Set task: From the entries below, copy every line that holds the word "Donald".

Data rows:
— start —
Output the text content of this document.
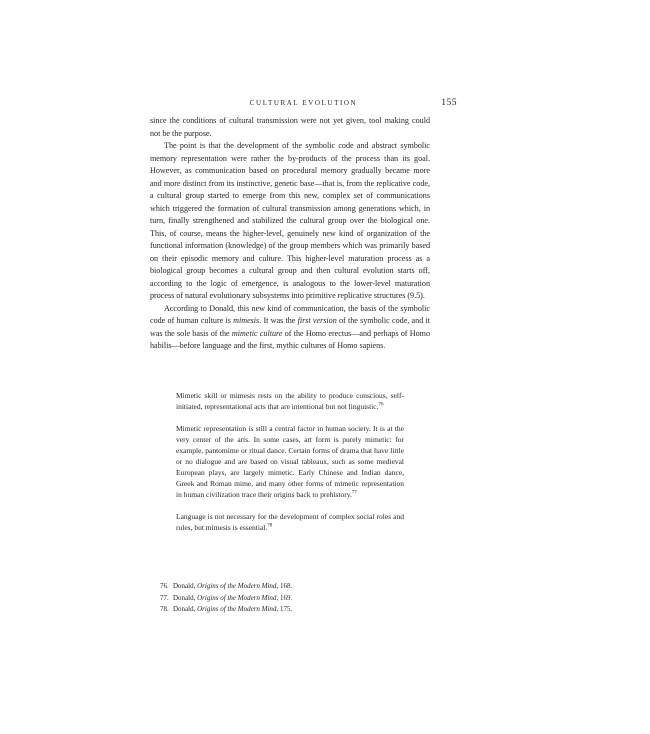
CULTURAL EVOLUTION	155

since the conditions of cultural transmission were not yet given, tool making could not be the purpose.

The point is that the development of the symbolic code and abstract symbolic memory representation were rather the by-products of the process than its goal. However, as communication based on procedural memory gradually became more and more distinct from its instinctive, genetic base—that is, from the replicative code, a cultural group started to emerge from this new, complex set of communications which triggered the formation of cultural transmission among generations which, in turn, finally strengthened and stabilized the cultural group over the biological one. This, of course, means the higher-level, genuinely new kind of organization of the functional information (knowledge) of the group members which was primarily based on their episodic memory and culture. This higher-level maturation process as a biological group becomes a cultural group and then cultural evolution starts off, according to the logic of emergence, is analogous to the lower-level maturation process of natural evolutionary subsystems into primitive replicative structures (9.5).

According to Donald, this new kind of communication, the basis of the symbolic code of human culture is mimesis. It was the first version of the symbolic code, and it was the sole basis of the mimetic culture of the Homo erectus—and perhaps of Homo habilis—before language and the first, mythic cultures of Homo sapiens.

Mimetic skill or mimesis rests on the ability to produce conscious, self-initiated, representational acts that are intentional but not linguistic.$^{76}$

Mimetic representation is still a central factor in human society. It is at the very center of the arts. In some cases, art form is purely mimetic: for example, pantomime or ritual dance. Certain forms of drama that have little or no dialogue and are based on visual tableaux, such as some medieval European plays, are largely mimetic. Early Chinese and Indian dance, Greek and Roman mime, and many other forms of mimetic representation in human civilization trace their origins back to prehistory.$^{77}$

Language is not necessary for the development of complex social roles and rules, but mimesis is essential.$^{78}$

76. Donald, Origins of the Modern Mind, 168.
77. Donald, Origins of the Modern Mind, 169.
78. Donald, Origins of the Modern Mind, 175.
— end —
Full response:
According to Donald, this new kind of communication, the basis of the symbolic code of human culture is mimesis. It was the first version of the symbolic code, and it was the sole basis of the mimetic culture of the Homo erectus—and perhaps of Homo habilis—before language and the first, mythic cultures of Homo sapiens.
76. Donald, Origins of the Modern Mind, 168.
77. Donald, Origins of the Modern Mind, 169.
78. Donald, Origins of the Modern Mind, 175.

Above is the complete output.